▶ **Task objective**
Using the data below, repeat all of it precisely.

(Data records)
(begin)

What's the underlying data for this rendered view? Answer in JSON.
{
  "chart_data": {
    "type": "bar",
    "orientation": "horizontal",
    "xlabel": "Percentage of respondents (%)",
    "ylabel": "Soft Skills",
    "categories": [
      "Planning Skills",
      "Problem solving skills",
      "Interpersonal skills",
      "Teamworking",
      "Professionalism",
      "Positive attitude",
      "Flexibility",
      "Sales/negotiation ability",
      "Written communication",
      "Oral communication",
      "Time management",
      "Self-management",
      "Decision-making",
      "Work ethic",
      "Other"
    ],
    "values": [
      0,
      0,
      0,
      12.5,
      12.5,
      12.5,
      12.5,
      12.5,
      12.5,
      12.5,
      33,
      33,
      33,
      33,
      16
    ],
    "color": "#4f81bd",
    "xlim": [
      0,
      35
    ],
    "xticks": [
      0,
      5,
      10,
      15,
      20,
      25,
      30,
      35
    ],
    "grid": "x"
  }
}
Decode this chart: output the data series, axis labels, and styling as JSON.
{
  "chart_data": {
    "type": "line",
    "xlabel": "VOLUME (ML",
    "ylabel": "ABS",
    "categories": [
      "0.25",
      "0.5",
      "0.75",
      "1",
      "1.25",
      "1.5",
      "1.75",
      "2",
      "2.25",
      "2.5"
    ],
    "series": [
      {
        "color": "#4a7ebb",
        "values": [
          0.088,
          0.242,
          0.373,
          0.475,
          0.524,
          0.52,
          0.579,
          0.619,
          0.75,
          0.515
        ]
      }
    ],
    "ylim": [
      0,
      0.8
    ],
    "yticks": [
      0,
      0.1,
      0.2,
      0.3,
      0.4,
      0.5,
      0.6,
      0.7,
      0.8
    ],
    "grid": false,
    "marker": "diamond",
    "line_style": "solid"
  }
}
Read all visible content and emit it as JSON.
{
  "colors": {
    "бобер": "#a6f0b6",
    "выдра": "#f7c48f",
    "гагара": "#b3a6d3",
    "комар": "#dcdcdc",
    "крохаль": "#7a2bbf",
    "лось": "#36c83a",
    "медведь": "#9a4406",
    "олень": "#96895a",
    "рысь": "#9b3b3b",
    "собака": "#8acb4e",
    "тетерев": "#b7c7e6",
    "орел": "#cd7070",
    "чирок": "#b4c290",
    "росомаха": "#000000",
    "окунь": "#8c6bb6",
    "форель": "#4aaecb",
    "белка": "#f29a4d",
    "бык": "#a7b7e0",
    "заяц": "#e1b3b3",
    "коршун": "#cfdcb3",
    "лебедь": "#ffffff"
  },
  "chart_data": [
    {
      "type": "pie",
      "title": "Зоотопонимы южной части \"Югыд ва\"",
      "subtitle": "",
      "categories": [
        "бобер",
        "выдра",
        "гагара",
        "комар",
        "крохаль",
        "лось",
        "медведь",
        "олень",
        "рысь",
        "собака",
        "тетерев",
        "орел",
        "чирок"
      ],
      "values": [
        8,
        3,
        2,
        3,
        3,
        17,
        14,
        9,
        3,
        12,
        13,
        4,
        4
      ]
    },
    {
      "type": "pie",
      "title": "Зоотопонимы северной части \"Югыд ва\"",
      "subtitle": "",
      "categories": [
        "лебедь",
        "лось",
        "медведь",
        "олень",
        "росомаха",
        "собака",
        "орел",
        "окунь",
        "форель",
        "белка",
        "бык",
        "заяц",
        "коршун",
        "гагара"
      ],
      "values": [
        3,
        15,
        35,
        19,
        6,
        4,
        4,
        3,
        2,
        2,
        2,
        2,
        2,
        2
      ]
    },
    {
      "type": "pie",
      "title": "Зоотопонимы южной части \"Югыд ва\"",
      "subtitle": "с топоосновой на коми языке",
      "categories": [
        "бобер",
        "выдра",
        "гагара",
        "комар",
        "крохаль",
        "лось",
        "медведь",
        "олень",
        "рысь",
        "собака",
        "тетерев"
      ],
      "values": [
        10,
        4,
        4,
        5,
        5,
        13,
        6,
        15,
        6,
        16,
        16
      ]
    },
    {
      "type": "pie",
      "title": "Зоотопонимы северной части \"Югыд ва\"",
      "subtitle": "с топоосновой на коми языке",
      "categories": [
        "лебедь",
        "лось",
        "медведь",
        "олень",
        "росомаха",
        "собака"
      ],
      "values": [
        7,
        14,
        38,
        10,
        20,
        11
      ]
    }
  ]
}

(end)

▶ **Task result**
What's the underlying data for this rendered view? Answer in JSON.
{
  "chart_data": {
    "type": "bar",
    "orientation": "horizontal",
    "xlabel": "Percentage of respondents (%)",
    "ylabel": "Soft Skills",
    "categories": [
      "Planning Skills",
      "Problem solving skills",
      "Interpersonal skills",
      "Teamworking",
      "Professionalism",
      "Positive attitude",
      "Flexibility",
      "Sales/negotiation ability",
      "Written communication",
      "Oral communication",
      "Time management",
      "Self-management",
      "Decision-making",
      "Work ethic",
      "Other"
    ],
    "values": [
      0,
      0,
      0,
      12.5,
      12.5,
      12.5,
      12.5,
      12.5,
      12.5,
      12.5,
      33,
      33,
      33,
      33,
      16
    ],
    "color": "#4f81bd",
    "xlim": [
      0,
      35
    ],
    "xticks": [
      0,
      5,
      10,
      15,
      20,
      25,
      30,
      35
    ],
    "grid": "x"
  }
}
Decode this chart: output the data series, axis labels, and styling as JSON.
{
  "chart_data": {
    "type": "line",
    "xlabel": "VOLUME (ML",
    "ylabel": "ABS",
    "categories": [
      "0.25",
      "0.5",
      "0.75",
      "1",
      "1.25",
      "1.5",
      "1.75",
      "2",
      "2.25",
      "2.5"
    ],
    "series": [
      {
        "color": "#4a7ebb",
        "values": [
          0.088,
          0.242,
          0.373,
          0.475,
          0.524,
          0.52,
          0.579,
          0.619,
          0.75,
          0.515
        ]
      }
    ],
    "ylim": [
      0,
      0.8
    ],
    "yticks": [
      0,
      0.1,
      0.2,
      0.3,
      0.4,
      0.5,
      0.6,
      0.7,
      0.8
    ],
    "grid": false,
    "marker": "diamond",
    "line_style": "solid"
  }
}
Read all visible content and emit it as JSON.
{
  "colors": {
    "бобер": "#a6f0b6",
    "выдра": "#f7c48f",
    "гагара": "#b3a6d3",
    "комар": "#dcdcdc",
    "крохаль": "#7a2bbf",
    "лось": "#36c83a",
    "медведь": "#9a4406",
    "олень": "#96895a",
    "рысь": "#9b3b3b",
    "собака": "#8acb4e",
    "тетерев": "#b7c7e6",
    "орел": "#cd7070",
    "чирок": "#b4c290",
    "росомаха": "#000000",
    "окунь": "#8c6bb6",
    "форель": "#4aaecb",
    "белка": "#f29a4d",
    "бык": "#a7b7e0",
    "заяц": "#e1b3b3",
    "коршун": "#cfdcb3",
    "лебедь": "#ffffff"
  },
  "chart_data": [
    {
      "type": "pie",
      "title": "Зоотопонимы южной части \"Югыд ва\"",
      "subtitle": "",
      "categories": [
        "бобер",
        "выдра",
        "гагара",
        "комар",
        "крохаль",
        "лось",
        "медведь",
        "олень",
        "рысь",
        "собака",
        "тетерев",
        "орел",
        "чирок"
      ],
      "values": [
        8,
        3,
        2,
        3,
        3,
        17,
        14,
        9,
        3,
        12,
        13,
        4,
        4
      ]
    },
    {
      "type": "pie",
      "title": "Зоотопонимы северной части \"Югыд ва\"",
      "subtitle": "",
      "categories": [
        "лебедь",
        "лось",
        "медведь",
        "олень",
        "росомаха",
        "собака",
        "орел",
        "окунь",
        "форель",
        "белка",
        "бык",
        "заяц",
        "коршун",
        "гагара"
      ],
      "values": [
        3,
        15,
        35,
        19,
        6,
        4,
        4,
        3,
        2,
        2,
        2,
        2,
        2,
        2
      ]
    },
    {
      "type": "pie",
      "title": "Зоотопонимы южной части \"Югыд ва\"",
      "subtitle": "с топоосновой на коми языке",
      "categories": [
        "бобер",
        "выдра",
        "гагара",
        "комар",
        "крохаль",
        "лось",
        "медведь",
        "олень",
        "рысь",
        "собака",
        "тетерев"
      ],
      "values": [
        10,
        4,
        4,
        5,
        5,
        13,
        6,
        15,
        6,
        16,
        16
      ]
    },
    {
      "type": "pie",
      "title": "Зоотопонимы северной части \"Югыд ва\"",
      "subtitle": "с топоосновой на коми языке",
      "categories": [
        "лебедь",
        "лось",
        "медведь",
        "олень",
        "росомаха",
        "собака"
      ],
      "values": [
        7,
        14,
        38,
        10,
        20,
        11
      ]
    }
  ]
}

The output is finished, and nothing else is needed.